#### EXERCISE REQUIREMENTS
In the article on Dreux below, recast the paragraph beginning "You can tell at once" as a short bulleted list that keeps its main facts.

The National Front lies in wait to take French town

Mary Dejevsky
Friday 16 June 1995 23:02 BST
Comments

MARY DEJEVSKY

in Dreux

You can tell at once that all is not well with Dreux. Although this city of 35,000 people is an hour away from Paris by train to the east, the timetable makes travel from one to the other a test of endeavour. The trains are crowded; the rolling-stock old. The station is daubed with graffiti; the track has litter all over it, and the first newspapers you see displayed at the station kiosk are in Turkish and Arabic.

The agricultural co-operative by the railway line closed down long ago; its windows are smashed and dirty. The Welcome cafe opposite the station has half the letters of its name missing, and appears shut. The small town centre has a piecemeal quaintness about it born of neglect; half- timbered houses abut concrete monstrosities and architectural ensembles have crucial pieces missing.

Having been seemingly left to itself for decades, Dreux put itself on the national map 12 days ago when 35 per cent of its voters gave the extreme- right National Front (NF) candidate, Marie-France Stirbois, victory in the first round of the local elections. It is one of two French cities most likely to elect a NF council in the second round of voting tomorrow (The other is Vitrolles, a town almost the same size, north of Marseilles).

They are thus competing for the dubious honour of being the first city of more than 30,000 people to elect an NF mayor. Paris intellectuals pronounce the names with a shudder. The opposition in Dreux is doing its utmost to prevent a Front victory. The candidate of the mainstream right RPR party, Gerard Hamel, is campaigning frantically. He has reissued his first-round campaign literature with a new pitch: seven reasons for voting RPR - and seven reasons for voting against the National Front.

#### RECORD LIST
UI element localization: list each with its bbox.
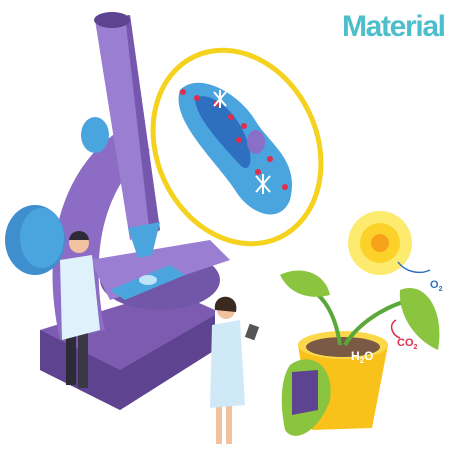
title: Material [342, 10, 446, 43]
illustration: Material [0, 0, 450, 454]
scientist-woman [210, 297, 259, 444]
co2-label: CO2 [397, 337, 418, 351]
arrow [392, 320, 400, 338]
sun [348, 211, 412, 275]
h2o-base: H [351, 349, 360, 363]
o2-label: O2 [430, 279, 443, 293]
page: Material [0, 0, 450, 454]
co2-base: CO [397, 337, 414, 349]
plant [280, 271, 439, 436]
o2-sub: 2 [439, 286, 443, 293]
co2-sub: 2 [414, 344, 418, 351]
h2o-tail: O [364, 349, 373, 363]
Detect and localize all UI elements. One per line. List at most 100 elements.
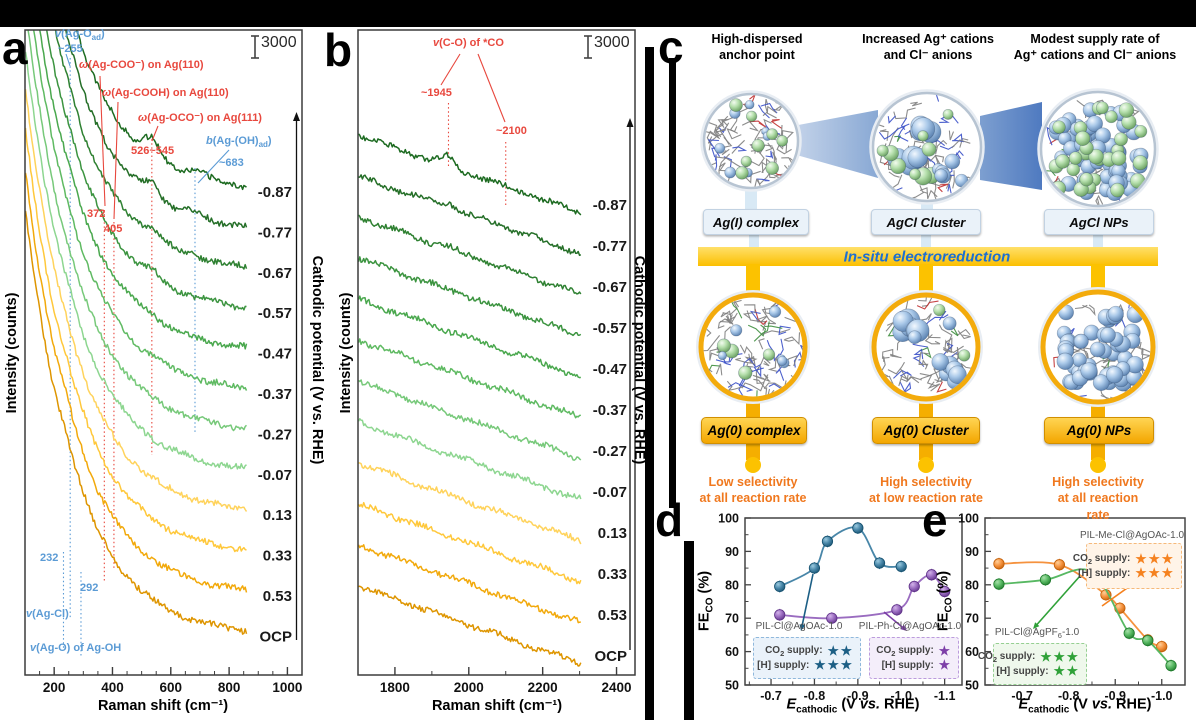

#### OUTPUT FOR THIS TASK
- Dreux, a city of 35,000, is an hour from Paris by train, but the timetable makes the trip difficult.
- The trains are crowded and the rolling-stock is old.
- The station is covered in graffiti and the track is littered.
- The first newspapers on display at the station kiosk are in Turkish and Arabic.